# [INPUT ROWS]
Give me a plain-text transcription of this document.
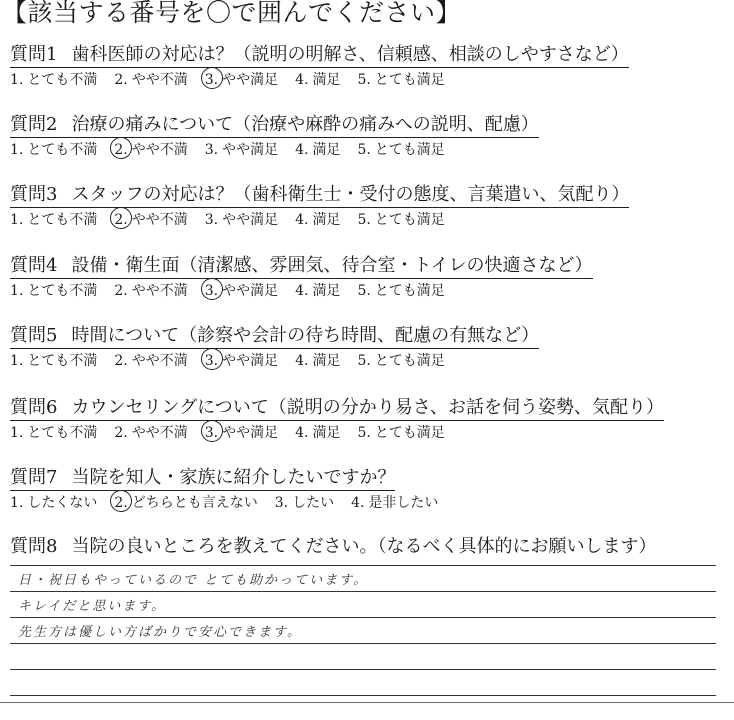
【該当する番号を〇で囲んでください】
質問1 歯科医師の対応は？（説明の明解さ、信頼感、相談のしやすさなど）
1. とても不満 2. やや不満 3. やや満足 4. 満足 5. とても満足
質問2 治療の痛みについて（治療や麻酔の痛みへの説明、配慮）
1. とても不満 2. やや不満 3. やや満足 4. 満足 5. とても満足
質問3 スタッフの対応は？（歯科衛生士・受付の態度、言葉遣い、気配り）
1. とても不満 2. やや不満 3. やや満足 4. 満足 5. とても満足
質問4 設備・衛生面（清潔感、雰囲気、待合室・トイレの快適さなど）
1. とても不満 2. やや不満 3. やや満足 4. 満足 5. とても満足
質問5 時間について（診察や会計の待ち時間、配慮の有無など）
1. とても不満 2. やや不満 3. やや満足 4. 満足 5. とても満足
質問6 カウンセリングについて（説明の分かり易さ、お話を伺う姿勢、気配り）
1. とても不満 2. やや不満 3. やや満足 4. 満足 5. とても満足
質問7 当院を知人・家族に紹介したいですか？
1. したくない 2. どちらとも言えない 3. したい 4. 是非したい
質問8 当院の良いところを教えてください。（なるべく具体的にお願いします）
日・祝日もやっているので とても助かっています。
キレイだと思います。
先生方は優しい方ばかりで安心できます。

# [REQUIREMENT]
Make an exact copy of every entry above, minus the images.

# [RESPONSE]
Give me a plain-text transcription of this document.
【該当する番号を〇で囲んでください】
質問1 歯科医師の対応は？（説明の明解さ、信頼感、相談のしやすさなど）
1. とても不満 2. やや不満 3. やや満足 4. 満足 5. とても満足
質問2 治療の痛みについて（治療や麻酔の痛みへの説明、配慮）
1. とても不満 2. やや不満 3. やや満足 4. 満足 5. とても満足
質問3 スタッフの対応は？（歯科衛生士・受付の態度、言葉遣い、気配り）
1. とても不満 2. やや不満 3. やや満足 4. 満足 5. とても満足
質問4 設備・衛生面（清潔感、雰囲気、待合室・トイレの快適さなど）
1. とても不満 2. やや不満 3. やや満足 4. 満足 5. とても満足
質問5 時間について（診察や会計の待ち時間、配慮の有無など）
1. とても不満 2. やや不満 3. やや満足 4. 満足 5. とても満足
質問6 カウンセリングについて（説明の分かり易さ、お話を伺う姿勢、気配り）
1. とても不満 2. やや不満 3. やや満足 4. 満足 5. とても満足
質問7 当院を知人・家族に紹介したいですか？
1. したくない 2. どちらとも言えない 3. したい 4. 是非したい
質問8 当院の良いところを教えてください。（なるべく具体的にお願いします）
日・祝日もやっているので とても助かっています。
キレイだと思います。
先生方は優しい方ばかりで安心できます。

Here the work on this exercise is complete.